## The problem
In the entries from the start through the line containing "svg-text:Çay: Çay <box>44 520 57 528</box>", substitute "chevron-down-icon" for every "down-arrow-icon" and reproduce those lines with nothing else altered.
------ Dataset excerpts
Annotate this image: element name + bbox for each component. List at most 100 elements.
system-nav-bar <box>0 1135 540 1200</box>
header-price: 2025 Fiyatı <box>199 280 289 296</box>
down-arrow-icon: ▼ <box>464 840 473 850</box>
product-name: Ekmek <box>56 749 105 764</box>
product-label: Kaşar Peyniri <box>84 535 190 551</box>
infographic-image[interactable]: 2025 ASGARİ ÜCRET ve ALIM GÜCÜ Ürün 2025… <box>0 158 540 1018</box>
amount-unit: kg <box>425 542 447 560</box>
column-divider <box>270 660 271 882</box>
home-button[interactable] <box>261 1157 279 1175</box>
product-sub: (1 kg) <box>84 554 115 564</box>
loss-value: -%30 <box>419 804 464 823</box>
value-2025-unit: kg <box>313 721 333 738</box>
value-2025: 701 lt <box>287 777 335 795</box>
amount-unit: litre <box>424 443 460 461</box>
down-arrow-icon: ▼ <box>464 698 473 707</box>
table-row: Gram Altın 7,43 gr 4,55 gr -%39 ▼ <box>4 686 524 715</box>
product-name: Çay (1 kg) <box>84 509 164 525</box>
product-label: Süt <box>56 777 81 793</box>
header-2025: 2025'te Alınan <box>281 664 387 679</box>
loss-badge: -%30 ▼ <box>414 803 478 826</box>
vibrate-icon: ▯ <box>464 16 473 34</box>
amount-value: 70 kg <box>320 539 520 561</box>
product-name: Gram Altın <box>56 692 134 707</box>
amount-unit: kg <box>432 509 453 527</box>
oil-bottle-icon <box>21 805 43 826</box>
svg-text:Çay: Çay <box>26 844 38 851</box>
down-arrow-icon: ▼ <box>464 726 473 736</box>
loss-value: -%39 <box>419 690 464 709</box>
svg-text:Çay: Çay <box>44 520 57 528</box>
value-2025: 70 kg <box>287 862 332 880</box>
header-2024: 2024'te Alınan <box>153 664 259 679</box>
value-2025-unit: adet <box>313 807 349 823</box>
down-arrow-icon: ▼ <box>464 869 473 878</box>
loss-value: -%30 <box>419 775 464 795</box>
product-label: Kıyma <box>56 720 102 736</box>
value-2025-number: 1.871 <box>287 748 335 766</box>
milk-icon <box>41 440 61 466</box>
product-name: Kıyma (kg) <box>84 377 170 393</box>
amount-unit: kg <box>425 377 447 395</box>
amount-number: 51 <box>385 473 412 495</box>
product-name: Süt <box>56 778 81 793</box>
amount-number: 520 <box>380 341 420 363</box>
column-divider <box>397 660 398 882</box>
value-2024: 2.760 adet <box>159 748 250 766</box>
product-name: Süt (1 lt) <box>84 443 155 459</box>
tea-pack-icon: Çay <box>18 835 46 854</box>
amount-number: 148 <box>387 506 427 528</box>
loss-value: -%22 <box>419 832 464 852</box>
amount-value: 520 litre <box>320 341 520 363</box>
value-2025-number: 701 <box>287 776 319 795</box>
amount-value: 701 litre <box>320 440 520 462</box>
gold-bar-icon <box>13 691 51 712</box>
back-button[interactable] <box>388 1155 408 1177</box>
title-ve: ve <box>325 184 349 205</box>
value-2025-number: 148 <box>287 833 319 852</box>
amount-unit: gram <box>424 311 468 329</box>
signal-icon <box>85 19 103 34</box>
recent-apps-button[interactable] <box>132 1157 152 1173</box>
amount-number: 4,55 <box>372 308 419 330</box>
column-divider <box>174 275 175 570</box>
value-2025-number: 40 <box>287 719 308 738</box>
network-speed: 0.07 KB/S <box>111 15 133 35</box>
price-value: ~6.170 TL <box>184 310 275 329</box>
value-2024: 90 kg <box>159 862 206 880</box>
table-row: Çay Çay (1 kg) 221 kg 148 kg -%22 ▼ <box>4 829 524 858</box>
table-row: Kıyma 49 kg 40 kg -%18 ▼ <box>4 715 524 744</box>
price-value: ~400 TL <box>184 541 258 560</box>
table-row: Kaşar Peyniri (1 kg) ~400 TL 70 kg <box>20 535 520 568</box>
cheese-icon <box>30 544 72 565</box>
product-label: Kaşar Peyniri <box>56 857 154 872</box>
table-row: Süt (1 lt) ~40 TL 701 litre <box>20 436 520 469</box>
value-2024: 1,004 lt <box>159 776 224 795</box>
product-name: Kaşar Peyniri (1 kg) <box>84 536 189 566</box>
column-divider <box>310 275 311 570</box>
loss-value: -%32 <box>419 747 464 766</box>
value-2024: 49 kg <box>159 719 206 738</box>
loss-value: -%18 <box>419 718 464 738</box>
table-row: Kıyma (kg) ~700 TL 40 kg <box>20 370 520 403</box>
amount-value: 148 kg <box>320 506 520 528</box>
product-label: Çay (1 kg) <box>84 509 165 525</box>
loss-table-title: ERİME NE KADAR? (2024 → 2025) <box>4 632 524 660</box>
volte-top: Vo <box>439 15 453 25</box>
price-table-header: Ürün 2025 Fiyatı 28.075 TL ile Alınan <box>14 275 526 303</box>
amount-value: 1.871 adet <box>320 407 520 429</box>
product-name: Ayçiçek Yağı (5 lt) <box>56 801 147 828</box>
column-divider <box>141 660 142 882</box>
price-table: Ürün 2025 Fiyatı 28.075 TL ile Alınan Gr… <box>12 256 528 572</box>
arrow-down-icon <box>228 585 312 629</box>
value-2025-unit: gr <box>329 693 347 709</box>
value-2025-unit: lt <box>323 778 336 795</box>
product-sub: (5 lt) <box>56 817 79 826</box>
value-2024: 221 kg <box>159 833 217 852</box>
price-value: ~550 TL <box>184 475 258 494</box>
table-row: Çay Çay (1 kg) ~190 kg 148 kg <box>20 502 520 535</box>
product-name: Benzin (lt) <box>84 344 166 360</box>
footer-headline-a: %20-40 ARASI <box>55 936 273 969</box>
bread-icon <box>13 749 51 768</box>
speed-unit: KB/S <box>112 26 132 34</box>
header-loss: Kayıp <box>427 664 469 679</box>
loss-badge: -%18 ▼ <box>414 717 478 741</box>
------------
## Full response
Annotate this image: element name + bbox for each component. List at most 100 elements.
system-nav-bar <box>0 1135 540 1200</box>
header-price: 2025 Fiyatı <box>199 280 289 296</box>
chevron-down-icon: ▼ <box>464 840 473 850</box>
product-name: Ekmek <box>56 749 105 764</box>
product-label: Kaşar Peyniri <box>84 535 190 551</box>
infographic-image[interactable]: 2025 ASGARİ ÜCRET ve ALIM GÜCÜ Ürün 2025… <box>0 158 540 1018</box>
amount-unit: kg <box>425 542 447 560</box>
column-divider <box>270 660 271 882</box>
home-button[interactable] <box>261 1157 279 1175</box>
product-sub: (1 kg) <box>84 554 115 564</box>
loss-value: -%30 <box>419 804 464 823</box>
value-2025-unit: kg <box>313 721 333 738</box>
value-2025: 701 lt <box>287 777 335 795</box>
amount-unit: litre <box>424 443 460 461</box>
chevron-down-icon: ▼ <box>464 698 473 707</box>
table-row: Gram Altın 7,43 gr 4,55 gr -%39 ▼ <box>4 686 524 715</box>
product-name: Çay (1 kg) <box>84 509 164 525</box>
product-label: Süt <box>56 777 81 793</box>
header-2025: 2025'te Alınan <box>281 664 387 679</box>
loss-badge: -%30 ▼ <box>414 803 478 826</box>
vibrate-icon: ▯ <box>464 16 473 34</box>
amount-value: 70 kg <box>320 539 520 561</box>
product-name: Gram Altın <box>56 692 134 707</box>
amount-unit: kg <box>432 509 453 527</box>
oil-bottle-icon <box>21 805 43 826</box>
svg-text:Çay: Çay <box>26 844 38 851</box>
chevron-down-icon: ▼ <box>464 726 473 736</box>
loss-value: -%39 <box>419 690 464 709</box>
svg-text:Çay: Çay <box>44 520 57 528</box>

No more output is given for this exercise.